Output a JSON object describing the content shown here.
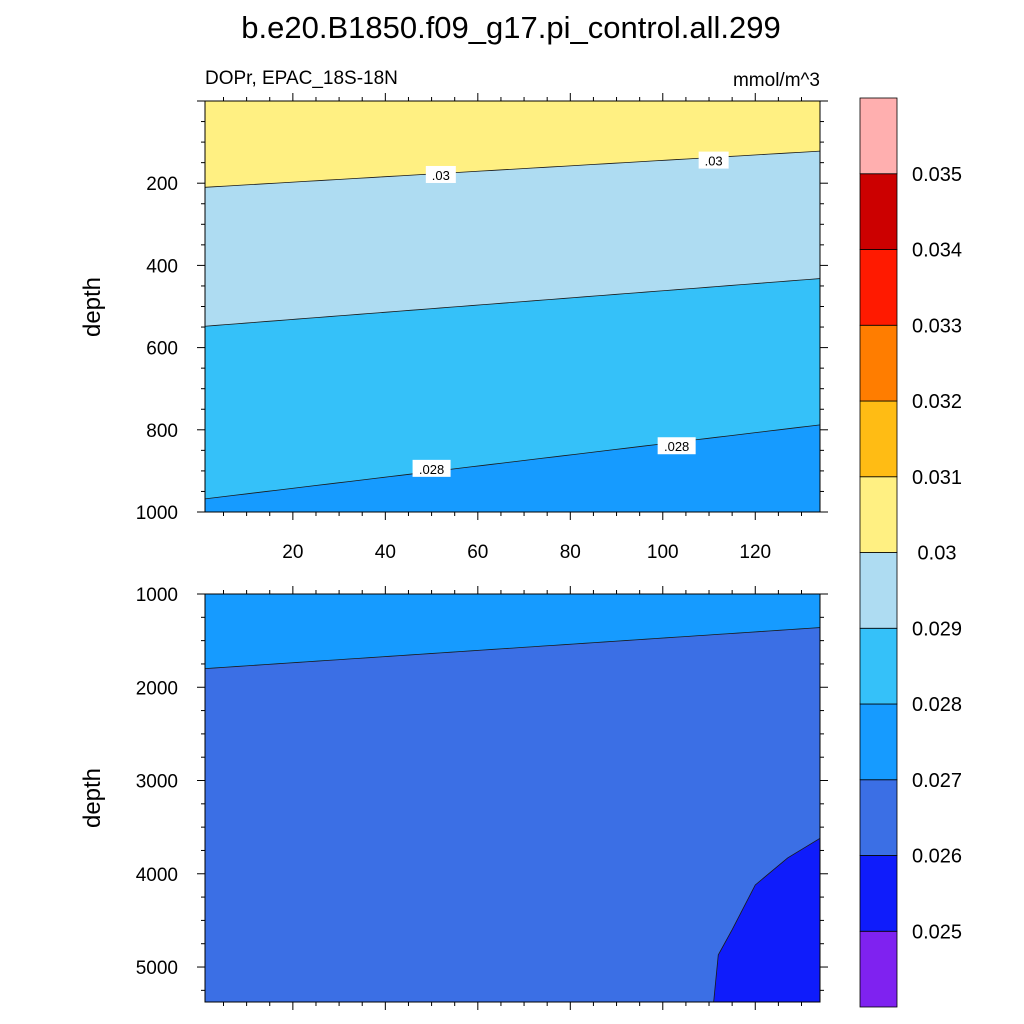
{
  "chart_data": [
    {
      "type": "contour",
      "panel": "upper",
      "title": "b.e20.B1850.f09_g17.pi_control.all.299",
      "left_subtitle": "DOPr, EPAC_18S-18N",
      "right_subtitle": "mmol/m^3",
      "xlabel": "",
      "ylabel": "depth",
      "xlim": [
        1,
        134
      ],
      "ylim": [
        1000,
        0
      ],
      "xticks": [
        "20",
        "40",
        "60",
        "80",
        "100",
        "120"
      ],
      "yticks": [
        "200",
        "400",
        "600",
        "800",
        "1000"
      ],
      "regions": [
        {
          "range": "0.030-0.031",
          "color": "#fff082"
        },
        {
          "range": "0.029-0.030",
          "color": "#aedcf2"
        },
        {
          "range": "0.028-0.029",
          "color": "#35c1f9"
        },
        {
          "range": "0.027-0.028",
          "color": "#169bff"
        }
      ],
      "contours": [
        {
          "level": 0.03,
          "depth_left": 210,
          "depth_right": 122,
          "label": ".03"
        },
        {
          "level": 0.029,
          "depth_left": 548,
          "depth_right": 432,
          "label": ""
        },
        {
          "level": 0.028,
          "depth_left": 968,
          "depth_right": 788,
          "label": ".028"
        }
      ],
      "contour_labels": [
        {
          "text": ".03",
          "x": 52,
          "depth": 180
        },
        {
          "text": ".03",
          "x": 111,
          "depth": 145
        },
        {
          "text": ".028",
          "x": 50,
          "depth": 895
        },
        {
          "text": ".028",
          "x": 103,
          "depth": 840
        }
      ]
    },
    {
      "type": "contour",
      "panel": "lower",
      "xlabel": "",
      "ylabel": "depth",
      "xlim": [
        1,
        134
      ],
      "ylim": [
        5375,
        1000
      ],
      "yticks": [
        "1000",
        "2000",
        "3000",
        "4000",
        "5000"
      ],
      "regions": [
        {
          "range": "0.027-0.028",
          "color": "#169bff"
        },
        {
          "range": "0.026-0.027",
          "color": "#3b6fe5"
        },
        {
          "range": "0.025-0.026",
          "color": "#0f1cfb"
        }
      ],
      "contours": [
        {
          "level": 0.027,
          "depth_left": 1800,
          "depth_right": 1360
        }
      ],
      "low_pocket": {
        "level": 0.026,
        "points": [
          [
            111,
            5375
          ],
          [
            112,
            4870
          ],
          [
            115,
            4600
          ],
          [
            120,
            4120
          ],
          [
            127,
            3830
          ],
          [
            134,
            3620
          ]
        ]
      }
    }
  ],
  "colorbar": {
    "levels": [
      "0.025",
      "0.026",
      "0.027",
      "0.028",
      "0.029",
      "0.03",
      "0.031",
      "0.032",
      "0.033",
      "0.034",
      "0.035"
    ],
    "colors": [
      "#7f22f0",
      "#0f1cfb",
      "#3b6fe5",
      "#169bff",
      "#35c1f9",
      "#aedcf2",
      "#fff082",
      "#ffbc14",
      "#ff7d00",
      "#ff1a00",
      "#cc0000",
      "#ffafaf"
    ]
  }
}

**WORK INSTRUCTIONS:** For the data above, state how many lines contain "range"; the number is the whole answer.

**SOLUTION:** 7